EXERCISE: Nothing should be left out: output all of the entries exactly.

[start of INFORMATION PROVIDED]

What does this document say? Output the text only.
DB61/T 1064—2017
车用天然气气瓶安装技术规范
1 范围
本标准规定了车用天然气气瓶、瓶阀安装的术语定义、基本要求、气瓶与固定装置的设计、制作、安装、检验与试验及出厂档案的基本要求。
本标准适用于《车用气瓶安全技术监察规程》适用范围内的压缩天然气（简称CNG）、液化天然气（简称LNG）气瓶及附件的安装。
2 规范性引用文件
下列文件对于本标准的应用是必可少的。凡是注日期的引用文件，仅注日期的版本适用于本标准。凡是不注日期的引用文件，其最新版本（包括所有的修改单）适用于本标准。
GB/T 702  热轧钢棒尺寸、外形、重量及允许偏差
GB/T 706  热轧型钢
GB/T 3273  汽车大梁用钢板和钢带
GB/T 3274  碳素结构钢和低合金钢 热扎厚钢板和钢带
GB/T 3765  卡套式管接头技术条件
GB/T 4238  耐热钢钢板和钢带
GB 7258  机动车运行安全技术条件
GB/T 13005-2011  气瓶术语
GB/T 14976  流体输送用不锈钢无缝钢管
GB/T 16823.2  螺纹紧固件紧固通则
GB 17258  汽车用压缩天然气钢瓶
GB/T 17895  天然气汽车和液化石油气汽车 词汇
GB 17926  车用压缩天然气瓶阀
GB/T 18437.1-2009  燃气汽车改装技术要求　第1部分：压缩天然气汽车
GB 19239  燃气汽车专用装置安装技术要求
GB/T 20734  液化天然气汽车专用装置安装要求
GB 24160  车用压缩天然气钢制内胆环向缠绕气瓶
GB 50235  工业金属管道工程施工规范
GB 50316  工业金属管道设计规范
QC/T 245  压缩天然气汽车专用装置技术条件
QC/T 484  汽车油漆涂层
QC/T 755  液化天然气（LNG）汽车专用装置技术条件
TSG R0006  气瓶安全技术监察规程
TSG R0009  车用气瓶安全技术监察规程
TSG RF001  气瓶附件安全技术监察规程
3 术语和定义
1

[end of INFORMATION PROVIDED]

SOLUTION FOR THIS PROBLEM:
What does this document say? Output the text only.
DB61/T 1064—2017
车用天然气气瓶安装技术规范
1 范围
本标准规定了车用天然气气瓶、瓶阀安装的术语定义、基本要求、气瓶与固定装置的设计、制作、安装、检验与试验及出厂档案的基本要求。
本标准适用于《车用气瓶安全技术监察规程》适用范围内的压缩天然气（简称CNG）、液化天然气（简称LNG）气瓶及附件的安装。
2 规范性引用文件
下列文件对于本标准的应用是必可少的。凡是注日期的引用文件，仅注日期的版本适用于本标准。凡是不注日期的引用文件，其最新版本（包括所有的修改单）适用于本标准。
GB/T 702  热轧钢棒尺寸、外形、重量及允许偏差
GB/T 706  热轧型钢
GB/T 3273  汽车大梁用钢板和钢带
GB/T 3274  碳素结构钢和低合金钢 热扎厚钢板和钢带
GB/T 3765  卡套式管接头技术条件
GB/T 4238  耐热钢钢板和钢带
GB 7258  机动车运行安全技术条件
GB/T 13005-2011  气瓶术语
GB/T 14976  流体输送用不锈钢无缝钢管
GB/T 16823.2  螺纹紧固件紧固通则
GB 17258  汽车用压缩天然气钢瓶
GB/T 17895  天然气汽车和液化石油气汽车 词汇
GB 17926  车用压缩天然气瓶阀
GB/T 18437.1-2009  燃气汽车改装技术要求　第1部分：压缩天然气汽车
GB 19239  燃气汽车专用装置安装技术要求
GB/T 20734  液化天然气汽车专用装置安装要求
GB 24160  车用压缩天然气钢制内胆环向缠绕气瓶
GB 50235  工业金属管道工程施工规范
GB 50316  工业金属管道设计规范
QC/T 245  压缩天然气汽车专用装置技术条件
QC/T 484  汽车油漆涂层
QC/T 755  液化天然气（LNG）汽车专用装置技术条件
TSG R0006  气瓶安全技术监察规程
TSG R0009  车用气瓶安全技术监察规程
TSG RF001  气瓶附件安全技术监察规程
3 术语和定义
1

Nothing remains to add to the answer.